-- start of EXTRACTED MATERIAL --

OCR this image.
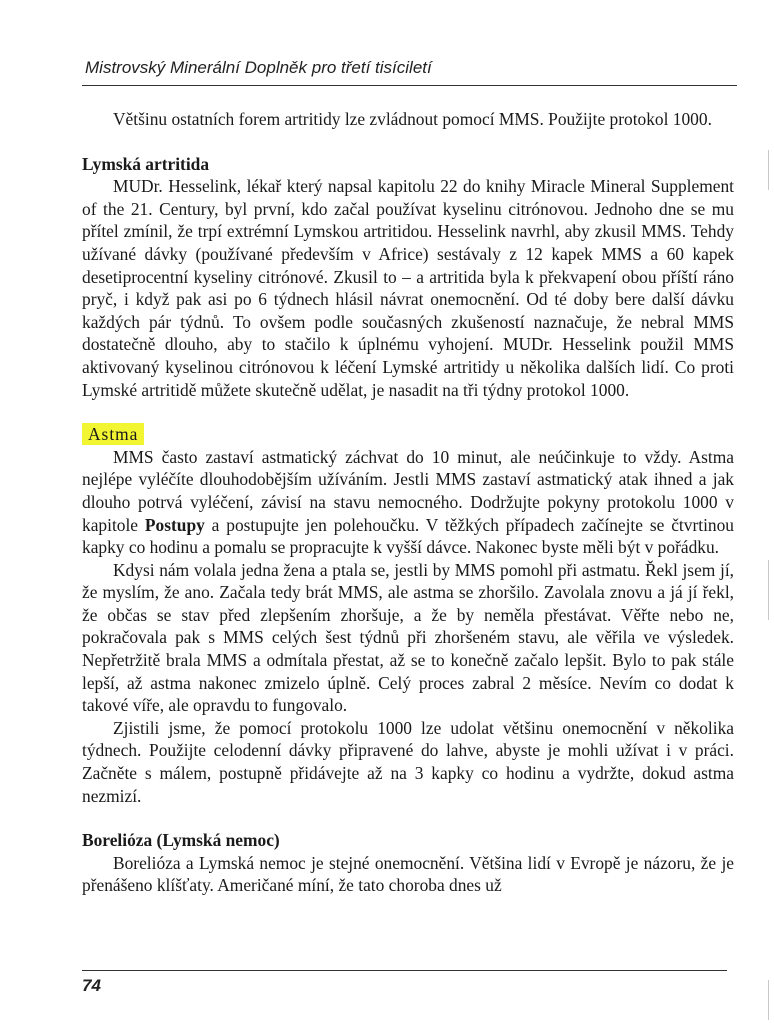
Mistrovský Minerální Doplněk pro třetí tisíciletí

Většinu ostatních forem artritidy lze zvládnout pomocí MMS. Použijte protokol 1000.

Lymská artritida

MUDr. Hesselink, lékař který napsal kapitolu 22 do knihy Miracle Mineral Supplement of the 21. Century, byl první, kdo začal používat kyselinu citrónovou. Jednoho dne se mu přítel zmínil, že trpí extrémní Lymskou artritidou. Hesselink navrhl, aby zkusil MMS. Tehdy užívané dávky (používané především v Africe) sestávaly z 12 kapek MMS a 60 kapek desetiprocentní kyseliny citrónové. Zkusil to – a artritida byla k překvapení obou příští ráno pryč, i když pak asi po 6 týdnech hlásil návrat onemocnění. Od té doby bere další dávku každých pár týdnů. To ovšem podle současných zkušeností naznačuje, že nebral MMS dostatečně dlouho, aby to stačilo k úplnému vyhojení. MUDr. Hesselink použil MMS aktivovaný kyselinou citrónovou k léčení Lymské artritidy u několika dalších lidí. Co proti Lymské artritidě můžete skutečně udělat, je nasadit na tři týdny protokol 1000.

Astma

MMS často zastaví astmatický záchvat do 10 minut, ale neúčinkuje to vždy. Astma nejlépe vyléčíte dlouhodobějším užíváním. Jestli MMS zastaví astmatický atak ihned a jak dlouho potrvá vyléčení, závisí na stavu nemocného. Dodržujte pokyny protokolu 1000 v kapitole Postupy a postupujte jen polehoučku. V těžkých případech začínejte se čtvrtinou kapky co hodinu a pomalu se propracujte k vyšší dávce. Nakonec byste měli být v pořádku.

Kdysi nám volala jedna žena a ptala se, jestli by MMS pomohl při astmatu. Řekl jsem jí, že myslím, že ano. Začala tedy brát MMS, ale astma se zhoršilo. Zavolala znovu a já jí řekl, že občas se stav před zlepšením zhoršuje, a že by neměla přestávat. Věřte nebo ne, pokračovala pak s MMS celých šest týdnů při zhoršeném stavu, ale věřila ve výsledek. Nepřetržitě brala MMS a odmítala přestat, až se to konečně začalo lepšit. Bylo to pak stále lepší, až astma nakonec zmizelo úplně. Celý proces zabral 2 měsíce. Nevím co dodat k takové víře, ale opravdu to fungovalo.

Zjistili jsme, že pomocí protokolu 1000 lze udolat většinu onemocnění v několika týdnech. Použijte celodenní dávky připravené do lahve, abyste je mohli užívat i v práci. Začněte s málem, postupně přidávejte až na 3 kapky co hodinu a vydržte, dokud astma nezmizí.

Borelióza (Lymská nemoc)

Borelióza a Lymská nemoc je stejné onemocnění. Většina lidí v Evropě je názoru, že je přenášeno klíšťaty. Američané míní, že tato choroba dnes už

74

-- end of EXTRACTED MATERIAL --

**WHAT YOU NEED TO DO**
Without the pictures, write out the whole listing above exactly as it appears.

**FINAL ANSWER**
OCR this image.
Mistrovský Minerální Doplněk pro třetí tisíciletí

Většinu ostatních forem artritidy lze zvládnout pomocí MMS. Použijte protokol 1000.

Lymská artritida

MUDr. Hesselink, lékař který napsal kapitolu 22 do knihy Miracle Mineral Supplement of the 21. Century, byl první, kdo začal používat kyselinu citrónovou. Jednoho dne se mu přítel zmínil, že trpí extrémní Lymskou artritidou. Hesselink navrhl, aby zkusil MMS. Tehdy užívané dávky (používané především v Africe) sestávaly z 12 kapek MMS a 60 kapek desetiprocentní kyseliny citrónové. Zkusil to – a artritida byla k překvapení obou příští ráno pryč, i když pak asi po 6 týdnech hlásil návrat onemocnění. Od té doby bere další dávku každých pár týdnů. To ovšem podle současných zkušeností naznačuje, že nebral MMS dostatečně dlouho, aby to stačilo k úplnému vyhojení. MUDr. Hesselink použil MMS aktivovaný kyselinou citrónovou k léčení Lymské artritidy u několika dalších lidí. Co proti Lymské artritidě můžete skutečně udělat, je nasadit na tři týdny protokol 1000.

Astma

MMS často zastaví astmatický záchvat do 10 minut, ale neúčinkuje to vždy. Astma nejlépe vyléčíte dlouhodobějším užíváním. Jestli MMS zastaví astmatický atak ihned a jak dlouho potrvá vyléčení, závisí na stavu nemocného. Dodržujte pokyny protokolu 1000 v kapitole Postupy a postupujte jen polehoučku. V těžkých případech začínejte se čtvrtinou kapky co hodinu a pomalu se propracujte k vyšší dávce. Nakonec byste měli být v pořádku.

Kdysi nám volala jedna žena a ptala se, jestli by MMS pomohl při astmatu. Řekl jsem jí, že myslím, že ano. Začala tedy brát MMS, ale astma se zhoršilo. Zavolala znovu a já jí řekl, že občas se stav před zlepšením zhoršuje, a že by neměla přestávat. Věřte nebo ne, pokračovala pak s MMS celých šest týdnů při zhoršeném stavu, ale věřila ve výsledek. Nepřetržitě brala MMS a odmítala přestat, až se to konečně začalo lepšit. Bylo to pak stále lepší, až astma nakonec zmizelo úplně. Celý proces zabral 2 měsíce. Nevím co dodat k takové víře, ale opravdu to fungovalo.

Zjistili jsme, že pomocí protokolu 1000 lze udolat většinu onemocnění v několika týdnech. Použijte celodenní dávky připravené do lahve, abyste je mohli užívat i v práci. Začněte s málem, postupně přidávejte až na 3 kapky co hodinu a vydržte, dokud astma nezmizí.

Borelióza (Lymská nemoc)

Borelióza a Lymská nemoc je stejné onemocnění. Většina lidí v Evropě je názoru, že je přenášeno klíšťaty. Američané míní, že tato choroba dnes už

74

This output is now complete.